▶ SELECTION
— start —
1838. T. L. Mitchell, `Three Expeditions,' vol. i. p. 95 [Note]:
"Bidyan is the aboriginal name."
Ibid. vol. i. p. 135:
"Abundance of that which the men commonly called bream
(Cernua bidyana), a very coarse but firm fish, which
makes a groaning noise when taken out of the water."
Big-head, n. a fish. The name is used locally
for various fishes; in Australia it is Eleotris
nudiceps, Castln., family Gobiidae, a river fish.
Of the genus Eleotris, Guenther says that as regards
form they repeat almost all the modifications observed among
the Gobies, from which they differ only in having the ventral
fins non-coalescent. See Bull-head (2).
Billabong, n. an effluent from a river,
returning to it, or often ending in the sand, in some cases
running only in flood time.
— end —
▶ EXERCISE TASK A
In the entries, from the start of the entries down to the line containing "Where is each", substitute "lifetime" for "decay" and give those lines again with everything else unchanged.

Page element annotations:
— start —
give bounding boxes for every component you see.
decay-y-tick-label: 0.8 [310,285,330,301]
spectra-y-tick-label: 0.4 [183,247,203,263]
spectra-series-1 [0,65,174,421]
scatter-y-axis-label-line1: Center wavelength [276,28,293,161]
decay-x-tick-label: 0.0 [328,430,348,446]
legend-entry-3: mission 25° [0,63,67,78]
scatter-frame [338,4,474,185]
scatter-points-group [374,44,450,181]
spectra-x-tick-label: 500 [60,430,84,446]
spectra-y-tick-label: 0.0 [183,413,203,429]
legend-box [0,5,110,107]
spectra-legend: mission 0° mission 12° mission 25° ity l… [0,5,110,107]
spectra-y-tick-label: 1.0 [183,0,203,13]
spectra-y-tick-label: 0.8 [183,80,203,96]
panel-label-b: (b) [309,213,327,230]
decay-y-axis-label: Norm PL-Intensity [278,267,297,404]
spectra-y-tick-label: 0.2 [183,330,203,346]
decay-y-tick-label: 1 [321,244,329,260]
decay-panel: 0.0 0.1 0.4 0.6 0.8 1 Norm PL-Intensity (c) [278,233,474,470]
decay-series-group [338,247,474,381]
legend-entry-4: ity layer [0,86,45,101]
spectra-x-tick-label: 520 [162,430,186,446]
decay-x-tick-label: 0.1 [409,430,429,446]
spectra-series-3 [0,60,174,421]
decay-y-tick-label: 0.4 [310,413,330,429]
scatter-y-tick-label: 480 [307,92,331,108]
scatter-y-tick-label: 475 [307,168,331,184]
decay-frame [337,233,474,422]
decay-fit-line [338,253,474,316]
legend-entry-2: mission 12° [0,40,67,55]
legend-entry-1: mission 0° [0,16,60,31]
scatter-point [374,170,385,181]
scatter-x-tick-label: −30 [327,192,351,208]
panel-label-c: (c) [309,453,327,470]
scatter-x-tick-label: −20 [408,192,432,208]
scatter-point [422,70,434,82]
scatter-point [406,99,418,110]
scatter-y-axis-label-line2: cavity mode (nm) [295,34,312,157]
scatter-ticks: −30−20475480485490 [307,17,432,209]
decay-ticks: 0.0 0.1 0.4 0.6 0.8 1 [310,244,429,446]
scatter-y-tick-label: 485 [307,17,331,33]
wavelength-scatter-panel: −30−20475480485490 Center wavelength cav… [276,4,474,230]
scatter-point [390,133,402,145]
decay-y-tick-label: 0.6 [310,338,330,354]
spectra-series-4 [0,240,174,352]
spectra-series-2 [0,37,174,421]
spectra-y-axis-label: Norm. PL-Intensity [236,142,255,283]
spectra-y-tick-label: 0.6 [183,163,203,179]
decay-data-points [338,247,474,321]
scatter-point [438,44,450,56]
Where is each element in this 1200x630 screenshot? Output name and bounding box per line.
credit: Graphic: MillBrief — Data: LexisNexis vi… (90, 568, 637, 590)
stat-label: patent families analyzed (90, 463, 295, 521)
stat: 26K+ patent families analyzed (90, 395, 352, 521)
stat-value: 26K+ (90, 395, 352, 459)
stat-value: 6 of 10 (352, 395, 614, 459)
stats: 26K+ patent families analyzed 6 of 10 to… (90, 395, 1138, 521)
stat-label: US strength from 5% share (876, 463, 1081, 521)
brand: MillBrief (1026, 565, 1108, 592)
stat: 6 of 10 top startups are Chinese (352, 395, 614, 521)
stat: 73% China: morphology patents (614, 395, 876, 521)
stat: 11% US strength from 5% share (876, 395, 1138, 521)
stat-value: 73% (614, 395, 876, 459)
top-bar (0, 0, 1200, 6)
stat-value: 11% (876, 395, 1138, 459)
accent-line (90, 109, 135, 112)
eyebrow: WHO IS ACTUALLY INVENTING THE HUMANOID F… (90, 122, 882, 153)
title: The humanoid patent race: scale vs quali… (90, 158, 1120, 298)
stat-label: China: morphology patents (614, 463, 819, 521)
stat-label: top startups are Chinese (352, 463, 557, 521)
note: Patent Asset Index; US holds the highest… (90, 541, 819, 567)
— end —
▶ EXERCISE TASK B
Repeat the dictionary excerpt word for word, everything from "Big-head, n. a" down to "See Bull-head (2).".

▶ TASK OUTPUT A
give bounding boxes for every component you see.
lifetime-y-tick-label: 0.8 [310,285,330,301]
spectra-y-tick-label: 0.4 [183,247,203,263]
spectra-series-1 [0,65,174,421]
scatter-y-axis-label-line1: Center wavelength [276,28,293,161]
lifetime-x-tick-label: 0.0 [328,430,348,446]
legend-entry-3: mission 25° [0,63,67,78]
scatter-frame [338,4,474,185]
scatter-points-group [374,44,450,181]
spectra-x-tick-label: 500 [60,430,84,446]
spectra-y-tick-label: 0.0 [183,413,203,429]
legend-box [0,5,110,107]
spectra-legend: mission 0° mission 12° mission 25° ity l… [0,5,110,107]
spectra-y-tick-label: 1.0 [183,0,203,13]
spectra-y-tick-label: 0.8 [183,80,203,96]
panel-label-b: (b) [309,213,327,230]
lifetime-y-axis-label: Norm PL-Intensity [278,267,297,404]
spectra-y-tick-label: 0.2 [183,330,203,346]
lifetime-y-tick-label: 1 [321,244,329,260]
lifetime-panel: 0.0 0.1 0.4 0.6 0.8 1 Norm PL-Intensity (c) [278,233,474,470]
lifetime-series-group [338,247,474,381]
legend-entry-4: ity layer [0,86,45,101]
spectra-x-tick-label: 520 [162,430,186,446]
lifetime-x-tick-label: 0.1 [409,430,429,446]
spectra-series-3 [0,60,174,421]
lifetime-y-tick-label: 0.4 [310,413,330,429]
scatter-y-tick-label: 480 [307,92,331,108]
scatter-y-tick-label: 475 [307,168,331,184]
lifetime-frame [337,233,474,422]
lifetime-fit-line [338,253,474,316]
legend-entry-2: mission 12° [0,40,67,55]
legend-entry-1: mission 0° [0,16,60,31]
scatter-point [374,170,385,181]
scatter-x-tick-label: −30 [327,192,351,208]
panel-label-c: (c) [309,453,327,470]
scatter-x-tick-label: −20 [408,192,432,208]
scatter-point [422,70,434,82]
scatter-point [406,99,418,110]
scatter-y-axis-label-line2: cavity mode (nm) [295,34,312,157]
scatter-ticks: −30−20475480485490 [307,17,432,209]
lifetime-ticks: 0.0 0.1 0.4 0.6 0.8 1 [310,244,429,446]
scatter-y-tick-label: 485 [307,17,331,33]
wavelength-scatter-panel: −30−20475480485490 Center wavelength cav… [276,4,474,230]
scatter-point [390,133,402,145]
lifetime-y-tick-label: 0.6 [310,338,330,354]
spectra-series-4 [0,240,174,352]
spectra-series-2 [0,37,174,421]
spectra-y-axis-label: Norm. PL-Intensity [236,142,255,283]
spectra-y-tick-label: 0.6 [183,163,203,179]
lifetime-data-points [338,247,474,321]
scatter-point [438,44,450,56]
Where is each element in this 1200x630 screenshot? Output name and bounding box per line.

▶ TASK OUTPUT B
Big-head, n. a fish. The name is used locally
for various fishes; in Australia it is Eleotris
nudiceps, Castln., family Gobiidae, a river fish.
Of the genus Eleotris, Guenther says that as regards
form they repeat almost all the modifications observed among
the Gobies, from which they differ only in having the ventral
fins non-coalescent. See Bull-head (2).